Exercise >>
Read the records below. Copy each line where the string "JSON" occurs.

[Data records]
*-*-*

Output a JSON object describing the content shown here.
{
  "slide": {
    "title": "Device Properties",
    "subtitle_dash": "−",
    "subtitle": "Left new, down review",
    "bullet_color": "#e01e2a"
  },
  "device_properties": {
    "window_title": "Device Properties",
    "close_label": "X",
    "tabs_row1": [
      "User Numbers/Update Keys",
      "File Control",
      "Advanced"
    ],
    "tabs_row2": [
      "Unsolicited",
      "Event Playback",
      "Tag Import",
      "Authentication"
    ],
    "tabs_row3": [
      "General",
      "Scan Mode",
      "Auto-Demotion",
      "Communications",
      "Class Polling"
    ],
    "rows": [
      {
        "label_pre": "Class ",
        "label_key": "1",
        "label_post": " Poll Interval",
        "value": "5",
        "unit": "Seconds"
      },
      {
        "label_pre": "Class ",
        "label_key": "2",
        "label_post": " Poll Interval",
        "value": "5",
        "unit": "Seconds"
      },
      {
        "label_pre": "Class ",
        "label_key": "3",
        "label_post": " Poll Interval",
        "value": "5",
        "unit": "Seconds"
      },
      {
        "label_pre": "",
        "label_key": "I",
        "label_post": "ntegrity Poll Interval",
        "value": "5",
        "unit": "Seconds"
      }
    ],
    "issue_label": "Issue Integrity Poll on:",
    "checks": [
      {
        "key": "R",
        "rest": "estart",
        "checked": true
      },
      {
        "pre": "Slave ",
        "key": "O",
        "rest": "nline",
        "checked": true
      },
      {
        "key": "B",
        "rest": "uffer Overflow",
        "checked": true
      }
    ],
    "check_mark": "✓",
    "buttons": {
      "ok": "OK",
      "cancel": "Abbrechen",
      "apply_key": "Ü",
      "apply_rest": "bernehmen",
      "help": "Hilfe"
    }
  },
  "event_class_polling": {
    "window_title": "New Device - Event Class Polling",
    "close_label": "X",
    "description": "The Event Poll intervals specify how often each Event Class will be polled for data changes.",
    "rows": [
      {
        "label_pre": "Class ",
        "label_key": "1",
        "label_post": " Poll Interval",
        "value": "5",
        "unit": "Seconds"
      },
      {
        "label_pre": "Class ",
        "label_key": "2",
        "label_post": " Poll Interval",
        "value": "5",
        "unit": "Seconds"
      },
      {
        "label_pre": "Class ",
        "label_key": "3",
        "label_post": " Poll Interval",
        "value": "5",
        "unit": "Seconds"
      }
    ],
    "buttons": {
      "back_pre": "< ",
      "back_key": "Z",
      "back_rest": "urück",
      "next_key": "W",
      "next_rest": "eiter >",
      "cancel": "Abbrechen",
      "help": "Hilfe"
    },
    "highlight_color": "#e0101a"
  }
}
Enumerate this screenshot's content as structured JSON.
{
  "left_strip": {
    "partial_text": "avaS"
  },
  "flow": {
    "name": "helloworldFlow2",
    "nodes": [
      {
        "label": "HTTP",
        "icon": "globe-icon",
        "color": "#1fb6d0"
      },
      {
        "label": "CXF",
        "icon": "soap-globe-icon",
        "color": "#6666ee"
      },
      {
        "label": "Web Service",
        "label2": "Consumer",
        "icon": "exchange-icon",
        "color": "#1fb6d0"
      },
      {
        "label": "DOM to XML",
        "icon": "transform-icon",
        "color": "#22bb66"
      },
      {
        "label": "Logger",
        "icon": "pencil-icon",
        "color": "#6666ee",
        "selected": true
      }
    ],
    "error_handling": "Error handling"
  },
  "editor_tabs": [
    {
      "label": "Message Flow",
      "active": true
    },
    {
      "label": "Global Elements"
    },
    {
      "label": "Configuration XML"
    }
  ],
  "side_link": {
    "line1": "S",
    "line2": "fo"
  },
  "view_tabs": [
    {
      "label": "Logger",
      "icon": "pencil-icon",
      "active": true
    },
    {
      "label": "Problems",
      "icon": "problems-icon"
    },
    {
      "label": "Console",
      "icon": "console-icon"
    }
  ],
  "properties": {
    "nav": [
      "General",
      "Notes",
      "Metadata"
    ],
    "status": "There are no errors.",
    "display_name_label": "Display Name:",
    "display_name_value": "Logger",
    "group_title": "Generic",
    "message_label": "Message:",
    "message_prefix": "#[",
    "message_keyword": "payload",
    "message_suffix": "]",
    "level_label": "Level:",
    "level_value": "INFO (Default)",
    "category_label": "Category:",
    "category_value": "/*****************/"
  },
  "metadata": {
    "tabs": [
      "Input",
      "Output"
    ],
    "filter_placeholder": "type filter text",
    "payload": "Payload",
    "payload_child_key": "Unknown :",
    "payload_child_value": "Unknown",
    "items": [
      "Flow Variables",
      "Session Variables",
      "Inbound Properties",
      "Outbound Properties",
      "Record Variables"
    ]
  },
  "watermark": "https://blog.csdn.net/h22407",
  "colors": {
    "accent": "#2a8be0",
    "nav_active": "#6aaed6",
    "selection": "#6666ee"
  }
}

*-*-*

Final result >>
Output a JSON object describing the content shown here.
Enumerate this screenshot's content as structured JSON.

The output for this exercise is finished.